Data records
___

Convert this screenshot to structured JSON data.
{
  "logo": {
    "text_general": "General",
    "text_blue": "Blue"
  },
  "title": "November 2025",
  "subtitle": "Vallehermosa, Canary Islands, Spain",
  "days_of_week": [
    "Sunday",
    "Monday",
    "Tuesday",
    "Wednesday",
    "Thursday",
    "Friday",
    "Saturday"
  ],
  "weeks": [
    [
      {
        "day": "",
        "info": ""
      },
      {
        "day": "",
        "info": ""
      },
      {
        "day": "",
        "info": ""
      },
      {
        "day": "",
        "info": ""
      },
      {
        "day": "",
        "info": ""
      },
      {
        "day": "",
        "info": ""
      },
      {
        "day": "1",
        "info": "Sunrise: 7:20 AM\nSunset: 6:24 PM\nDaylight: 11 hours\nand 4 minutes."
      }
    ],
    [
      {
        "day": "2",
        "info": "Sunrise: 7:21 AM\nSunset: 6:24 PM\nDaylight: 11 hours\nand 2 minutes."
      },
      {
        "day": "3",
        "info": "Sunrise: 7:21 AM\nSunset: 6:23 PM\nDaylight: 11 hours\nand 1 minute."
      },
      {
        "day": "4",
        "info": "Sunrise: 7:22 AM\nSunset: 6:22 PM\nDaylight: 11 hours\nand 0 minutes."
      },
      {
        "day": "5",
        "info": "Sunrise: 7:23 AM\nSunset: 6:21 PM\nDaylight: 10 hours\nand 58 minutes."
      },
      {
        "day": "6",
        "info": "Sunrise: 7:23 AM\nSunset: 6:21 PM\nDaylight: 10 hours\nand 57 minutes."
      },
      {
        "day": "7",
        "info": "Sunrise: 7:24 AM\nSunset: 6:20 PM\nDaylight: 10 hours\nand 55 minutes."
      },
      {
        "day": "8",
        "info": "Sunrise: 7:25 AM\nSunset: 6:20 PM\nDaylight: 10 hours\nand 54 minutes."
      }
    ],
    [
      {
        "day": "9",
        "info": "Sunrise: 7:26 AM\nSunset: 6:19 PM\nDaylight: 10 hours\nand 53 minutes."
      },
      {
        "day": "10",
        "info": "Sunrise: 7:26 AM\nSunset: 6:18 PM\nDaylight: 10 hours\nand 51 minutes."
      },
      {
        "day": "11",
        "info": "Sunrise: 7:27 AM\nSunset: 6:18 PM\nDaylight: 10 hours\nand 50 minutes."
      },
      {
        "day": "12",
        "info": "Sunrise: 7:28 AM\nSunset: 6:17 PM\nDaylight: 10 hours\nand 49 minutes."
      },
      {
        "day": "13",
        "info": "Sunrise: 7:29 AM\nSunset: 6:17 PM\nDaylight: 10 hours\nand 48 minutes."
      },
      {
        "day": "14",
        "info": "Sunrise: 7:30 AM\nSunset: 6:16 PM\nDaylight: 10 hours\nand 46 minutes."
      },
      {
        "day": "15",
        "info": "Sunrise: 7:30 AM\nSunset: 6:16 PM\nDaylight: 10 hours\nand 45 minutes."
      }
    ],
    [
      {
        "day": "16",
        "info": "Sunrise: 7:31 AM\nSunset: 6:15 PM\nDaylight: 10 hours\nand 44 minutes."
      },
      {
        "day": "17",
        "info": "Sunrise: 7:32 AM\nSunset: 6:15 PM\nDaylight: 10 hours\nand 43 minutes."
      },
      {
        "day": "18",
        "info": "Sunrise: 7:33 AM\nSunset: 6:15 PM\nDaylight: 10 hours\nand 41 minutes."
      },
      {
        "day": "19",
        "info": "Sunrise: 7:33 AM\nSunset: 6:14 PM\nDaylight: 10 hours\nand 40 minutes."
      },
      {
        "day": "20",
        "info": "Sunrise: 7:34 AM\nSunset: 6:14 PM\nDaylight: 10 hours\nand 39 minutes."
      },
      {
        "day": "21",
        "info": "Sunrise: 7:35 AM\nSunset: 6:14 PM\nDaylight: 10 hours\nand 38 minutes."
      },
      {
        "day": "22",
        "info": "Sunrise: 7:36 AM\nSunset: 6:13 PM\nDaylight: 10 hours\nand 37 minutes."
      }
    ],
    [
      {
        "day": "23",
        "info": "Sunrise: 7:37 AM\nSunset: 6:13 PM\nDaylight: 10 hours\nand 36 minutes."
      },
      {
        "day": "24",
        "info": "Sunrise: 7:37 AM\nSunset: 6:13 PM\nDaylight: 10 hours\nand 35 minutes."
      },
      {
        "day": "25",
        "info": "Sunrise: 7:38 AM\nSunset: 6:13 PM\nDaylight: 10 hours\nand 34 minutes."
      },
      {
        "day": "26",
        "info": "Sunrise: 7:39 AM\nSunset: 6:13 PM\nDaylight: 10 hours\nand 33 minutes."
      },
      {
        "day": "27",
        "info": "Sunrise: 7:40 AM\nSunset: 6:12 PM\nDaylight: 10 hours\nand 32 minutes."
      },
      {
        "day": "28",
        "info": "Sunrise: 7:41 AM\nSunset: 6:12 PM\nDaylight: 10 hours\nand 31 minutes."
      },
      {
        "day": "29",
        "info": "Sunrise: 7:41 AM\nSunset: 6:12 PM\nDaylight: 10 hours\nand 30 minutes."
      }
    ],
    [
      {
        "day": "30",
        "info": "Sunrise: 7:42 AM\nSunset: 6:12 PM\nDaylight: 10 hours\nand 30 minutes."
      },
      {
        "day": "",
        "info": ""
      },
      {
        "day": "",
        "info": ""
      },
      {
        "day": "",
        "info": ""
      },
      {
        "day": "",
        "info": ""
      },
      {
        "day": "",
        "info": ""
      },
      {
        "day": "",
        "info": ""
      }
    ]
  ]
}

___

Repeat all entries. Match them exactly.

Convert this screenshot to structured JSON data.
{
  "logo": {
    "text_general": "General",
    "text_blue": "Blue"
  },
  "title": "November 2025",
  "subtitle": "Vallehermosa, Canary Islands, Spain",
  "days_of_week": [
    "Sunday",
    "Monday",
    "Tuesday",
    "Wednesday",
    "Thursday",
    "Friday",
    "Saturday"
  ],
  "weeks": [
    [
      {
        "day": "",
        "info": ""
      },
      {
        "day": "",
        "info": ""
      },
      {
        "day": "",
        "info": ""
      },
      {
        "day": "",
        "info": ""
      },
      {
        "day": "",
        "info": ""
      },
      {
        "day": "",
        "info": ""
      },
      {
        "day": "1",
        "info": "Sunrise: 7:20 AM\nSunset: 6:24 PM\nDaylight: 11 hours\nand 4 minutes."
      }
    ],
    [
      {
        "day": "2",
        "info": "Sunrise: 7:21 AM\nSunset: 6:24 PM\nDaylight: 11 hours\nand 2 minutes."
      },
      {
        "day": "3",
        "info": "Sunrise: 7:21 AM\nSunset: 6:23 PM\nDaylight: 11 hours\nand 1 minute."
      },
      {
        "day": "4",
        "info": "Sunrise: 7:22 AM\nSunset: 6:22 PM\nDaylight: 11 hours\nand 0 minutes."
      },
      {
        "day": "5",
        "info": "Sunrise: 7:23 AM\nSunset: 6:21 PM\nDaylight: 10 hours\nand 58 minutes."
      },
      {
        "day": "6",
        "info": "Sunrise: 7:23 AM\nSunset: 6:21 PM\nDaylight: 10 hours\nand 57 minutes."
      },
      {
        "day": "7",
        "info": "Sunrise: 7:24 AM\nSunset: 6:20 PM\nDaylight: 10 hours\nand 55 minutes."
      },
      {
        "day": "8",
        "info": "Sunrise: 7:25 AM\nSunset: 6:20 PM\nDaylight: 10 hours\nand 54 minutes."
      }
    ],
    [
      {
        "day": "9",
        "info": "Sunrise: 7:26 AM\nSunset: 6:19 PM\nDaylight: 10 hours\nand 53 minutes."
      },
      {
        "day": "10",
        "info": "Sunrise: 7:26 AM\nSunset: 6:18 PM\nDaylight: 10 hours\nand 51 minutes."
      },
      {
        "day": "11",
        "info": "Sunrise: 7:27 AM\nSunset: 6:18 PM\nDaylight: 10 hours\nand 50 minutes."
      },
      {
        "day": "12",
        "info": "Sunrise: 7:28 AM\nSunset: 6:17 PM\nDaylight: 10 hours\nand 49 minutes."
      },
      {
        "day": "13",
        "info": "Sunrise: 7:29 AM\nSunset: 6:17 PM\nDaylight: 10 hours\nand 48 minutes."
      },
      {
        "day": "14",
        "info": "Sunrise: 7:30 AM\nSunset: 6:16 PM\nDaylight: 10 hours\nand 46 minutes."
      },
      {
        "day": "15",
        "info": "Sunrise: 7:30 AM\nSunset: 6:16 PM\nDaylight: 10 hours\nand 45 minutes."
      }
    ],
    [
      {
        "day": "16",
        "info": "Sunrise: 7:31 AM\nSunset: 6:15 PM\nDaylight: 10 hours\nand 44 minutes."
      },
      {
        "day": "17",
        "info": "Sunrise: 7:32 AM\nSunset: 6:15 PM\nDaylight: 10 hours\nand 43 minutes."
      },
      {
        "day": "18",
        "info": "Sunrise: 7:33 AM\nSunset: 6:15 PM\nDaylight: 10 hours\nand 41 minutes."
      },
      {
        "day": "19",
        "info": "Sunrise: 7:33 AM\nSunset: 6:14 PM\nDaylight: 10 hours\nand 40 minutes."
      },
      {
        "day": "20",
        "info": "Sunrise: 7:34 AM\nSunset: 6:14 PM\nDaylight: 10 hours\nand 39 minutes."
      },
      {
        "day": "21",
        "info": "Sunrise: 7:35 AM\nSunset: 6:14 PM\nDaylight: 10 hours\nand 38 minutes."
      },
      {
        "day": "22",
        "info": "Sunrise: 7:36 AM\nSunset: 6:13 PM\nDaylight: 10 hours\nand 37 minutes."
      }
    ],
    [
      {
        "day": "23",
        "info": "Sunrise: 7:37 AM\nSunset: 6:13 PM\nDaylight: 10 hours\nand 36 minutes."
      },
      {
        "day": "24",
        "info": "Sunrise: 7:37 AM\nSunset: 6:13 PM\nDaylight: 10 hours\nand 35 minutes."
      },
      {
        "day": "25",
        "info": "Sunrise: 7:38 AM\nSunset: 6:13 PM\nDaylight: 10 hours\nand 34 minutes."
      },
      {
        "day": "26",
        "info": "Sunrise: 7:39 AM\nSunset: 6:13 PM\nDaylight: 10 hours\nand 33 minutes."
      },
      {
        "day": "27",
        "info": "Sunrise: 7:40 AM\nSunset: 6:12 PM\nDaylight: 10 hours\nand 32 minutes."
      },
      {
        "day": "28",
        "info": "Sunrise: 7:41 AM\nSunset: 6:12 PM\nDaylight: 10 hours\nand 31 minutes."
      },
      {
        "day": "29",
        "info": "Sunrise: 7:41 AM\nSunset: 6:12 PM\nDaylight: 10 hours\nand 30 minutes."
      }
    ],
    [
      {
        "day": "30",
        "info": "Sunrise: 7:42 AM\nSunset: 6:12 PM\nDaylight: 10 hours\nand 30 minutes."
      },
      {
        "day": "",
        "info": ""
      },
      {
        "day": "",
        "info": ""
      },
      {
        "day": "",
        "info": ""
      },
      {
        "day": "",
        "info": ""
      },
      {
        "day": "",
        "info": ""
      },
      {
        "day": "",
        "info": ""
      }
    ]
  ]
}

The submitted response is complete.